Retype the material in full, keeping every word the same.

Records from a data source →
☆ ☆ ☆ ☆ ☆ ☆ ☆

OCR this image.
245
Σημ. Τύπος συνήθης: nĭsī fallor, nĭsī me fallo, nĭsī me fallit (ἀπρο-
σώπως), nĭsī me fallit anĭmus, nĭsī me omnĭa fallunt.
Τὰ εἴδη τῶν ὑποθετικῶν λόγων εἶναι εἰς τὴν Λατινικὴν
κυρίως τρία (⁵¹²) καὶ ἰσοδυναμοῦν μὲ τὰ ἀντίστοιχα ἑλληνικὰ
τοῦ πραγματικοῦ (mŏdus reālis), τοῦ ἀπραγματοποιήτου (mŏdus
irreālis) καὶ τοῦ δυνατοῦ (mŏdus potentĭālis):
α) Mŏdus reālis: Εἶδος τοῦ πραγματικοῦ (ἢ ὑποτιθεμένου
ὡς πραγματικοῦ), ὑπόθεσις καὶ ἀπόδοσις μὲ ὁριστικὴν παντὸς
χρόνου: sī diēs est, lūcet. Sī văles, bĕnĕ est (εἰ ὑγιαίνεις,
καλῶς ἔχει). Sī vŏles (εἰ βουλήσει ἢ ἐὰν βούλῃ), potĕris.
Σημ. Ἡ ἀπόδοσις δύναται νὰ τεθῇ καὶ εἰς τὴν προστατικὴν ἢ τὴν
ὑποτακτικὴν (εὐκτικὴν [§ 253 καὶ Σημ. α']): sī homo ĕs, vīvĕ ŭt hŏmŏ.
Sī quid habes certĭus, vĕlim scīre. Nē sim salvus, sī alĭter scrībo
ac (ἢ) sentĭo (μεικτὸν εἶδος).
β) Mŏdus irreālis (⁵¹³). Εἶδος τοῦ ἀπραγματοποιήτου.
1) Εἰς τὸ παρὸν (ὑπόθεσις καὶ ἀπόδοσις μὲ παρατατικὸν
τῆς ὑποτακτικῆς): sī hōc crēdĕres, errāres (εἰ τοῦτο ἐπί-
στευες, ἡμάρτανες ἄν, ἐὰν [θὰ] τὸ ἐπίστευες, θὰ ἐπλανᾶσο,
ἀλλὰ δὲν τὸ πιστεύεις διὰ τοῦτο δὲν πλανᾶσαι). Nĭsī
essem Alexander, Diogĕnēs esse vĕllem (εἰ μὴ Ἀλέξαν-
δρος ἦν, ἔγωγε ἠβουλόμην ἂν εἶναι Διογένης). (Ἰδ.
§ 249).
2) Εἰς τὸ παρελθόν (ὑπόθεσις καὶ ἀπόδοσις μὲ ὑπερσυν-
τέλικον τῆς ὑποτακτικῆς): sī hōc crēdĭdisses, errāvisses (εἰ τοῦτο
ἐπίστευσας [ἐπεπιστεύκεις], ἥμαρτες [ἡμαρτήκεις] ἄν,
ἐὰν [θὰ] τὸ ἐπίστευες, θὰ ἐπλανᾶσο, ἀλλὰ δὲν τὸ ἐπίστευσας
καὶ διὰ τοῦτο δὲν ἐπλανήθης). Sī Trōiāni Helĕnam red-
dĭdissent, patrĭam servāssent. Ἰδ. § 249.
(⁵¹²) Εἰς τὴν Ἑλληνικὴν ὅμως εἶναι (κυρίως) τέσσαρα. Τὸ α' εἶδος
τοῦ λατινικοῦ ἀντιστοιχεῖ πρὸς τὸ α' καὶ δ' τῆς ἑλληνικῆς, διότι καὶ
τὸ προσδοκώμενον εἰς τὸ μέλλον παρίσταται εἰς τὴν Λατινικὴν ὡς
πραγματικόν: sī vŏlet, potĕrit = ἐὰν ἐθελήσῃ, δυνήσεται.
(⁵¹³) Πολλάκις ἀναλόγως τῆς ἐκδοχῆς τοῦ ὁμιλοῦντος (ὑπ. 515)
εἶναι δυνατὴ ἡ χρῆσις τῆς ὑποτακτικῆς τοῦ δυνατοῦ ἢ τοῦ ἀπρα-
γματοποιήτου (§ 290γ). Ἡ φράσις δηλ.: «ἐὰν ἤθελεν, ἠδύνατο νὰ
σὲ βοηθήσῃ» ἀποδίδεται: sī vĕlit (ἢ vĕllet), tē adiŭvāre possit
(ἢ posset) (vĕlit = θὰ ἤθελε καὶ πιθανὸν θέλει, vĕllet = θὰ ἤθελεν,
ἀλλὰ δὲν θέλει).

☆ ☆ ☆ ☆ ☆ ☆ ☆

Exercise output →
OCR this image.
245
Σημ. Τύπος συνήθης: nĭsī fallor, nĭsī me fallo, nĭsī me fallit (ἀπρο-
σώπως), nĭsī me fallit anĭmus, nĭsī me omnĭa fallunt.
Τὰ εἴδη τῶν ὑποθετικῶν λόγων εἶναι εἰς τὴν Λατινικὴν
κυρίως τρία (⁵¹²) καὶ ἰσοδυναμοῦν μὲ τὰ ἀντίστοιχα ἑλληνικὰ
τοῦ πραγματικοῦ (mŏdus reālis), τοῦ ἀπραγματοποιήτου (mŏdus
irreālis) καὶ τοῦ δυνατοῦ (mŏdus potentĭālis):
α) Mŏdus reālis: Εἶδος τοῦ πραγματικοῦ (ἢ ὑποτιθεμένου
ὡς πραγματικοῦ), ὑπόθεσις καὶ ἀπόδοσις μὲ ὁριστικὴν παντὸς
χρόνου: sī diēs est, lūcet. Sī văles, bĕnĕ est (εἰ ὑγιαίνεις,
καλῶς ἔχει). Sī vŏles (εἰ βουλήσει ἢ ἐὰν βούλῃ), potĕris.
Σημ. Ἡ ἀπόδοσις δύναται νὰ τεθῇ καὶ εἰς τὴν προστατικὴν ἢ τὴν
ὑποτακτικὴν (εὐκτικὴν [§ 253 καὶ Σημ. α']): sī homo ĕs, vīvĕ ŭt hŏmŏ.
Sī quid habes certĭus, vĕlim scīre. Nē sim salvus, sī alĭter scrībo
ac (ἢ) sentĭo (μεικτὸν εἶδος).
β) Mŏdus irreālis (⁵¹³). Εἶδος τοῦ ἀπραγματοποιήτου.
1) Εἰς τὸ παρὸν (ὑπόθεσις καὶ ἀπόδοσις μὲ παρατατικὸν
τῆς ὑποτακτικῆς): sī hōc crēdĕres, errāres (εἰ τοῦτο ἐπί-
στευες, ἡμάρτανες ἄν, ἐὰν [θὰ] τὸ ἐπίστευες, θὰ ἐπλανᾶσο,
ἀλλὰ δὲν τὸ πιστεύεις διὰ τοῦτο δὲν πλανᾶσαι). Nĭsī
essem Alexander, Diogĕnēs esse vĕllem (εἰ μὴ Ἀλέξαν-
δρος ἦν, ἔγωγε ἠβουλόμην ἂν εἶναι Διογένης). (Ἰδ.
§ 249).
2) Εἰς τὸ παρελθόν (ὑπόθεσις καὶ ἀπόδοσις μὲ ὑπερσυν-
τέλικον τῆς ὑποτακτικῆς): sī hōc crēdĭdisses, errāvisses (εἰ τοῦτο
ἐπίστευσας [ἐπεπιστεύκεις], ἥμαρτες [ἡμαρτήκεις] ἄν,
ἐὰν [θὰ] τὸ ἐπίστευες, θὰ ἐπλανᾶσο, ἀλλὰ δὲν τὸ ἐπίστευσας
καὶ διὰ τοῦτο δὲν ἐπλανήθης). Sī Trōiāni Helĕnam red-
dĭdissent, patrĭam servāssent. Ἰδ. § 249.
(⁵¹²) Εἰς τὴν Ἑλληνικὴν ὅμως εἶναι (κυρίως) τέσσαρα. Τὸ α' εἶδος
τοῦ λατινικοῦ ἀντιστοιχεῖ πρὸς τὸ α' καὶ δ' τῆς ἑλληνικῆς, διότι καὶ
τὸ προσδοκώμενον εἰς τὸ μέλλον παρίσταται εἰς τὴν Λατινικὴν ὡς
πραγματικόν: sī vŏlet, potĕrit = ἐὰν ἐθελήσῃ, δυνήσεται.
(⁵¹³) Πολλάκις ἀναλόγως τῆς ἐκδοχῆς τοῦ ὁμιλοῦντος (ὑπ. 515)
εἶναι δυνατὴ ἡ χρῆσις τῆς ὑποτακτικῆς τοῦ δυνατοῦ ἢ τοῦ ἀπρα-
γματοποιήτου (§ 290γ). Ἡ φράσις δηλ.: «ἐὰν ἤθελεν, ἠδύνατο νὰ
σὲ βοηθήσῃ» ἀποδίδεται: sī vĕlit (ἢ vĕllet), tē adiŭvāre possit
(ἢ posset) (vĕlit = θὰ ἤθελε καὶ πιθανὸν θέλει, vĕllet = θὰ ἤθελεν,
ἀλλὰ δὲν θέλει).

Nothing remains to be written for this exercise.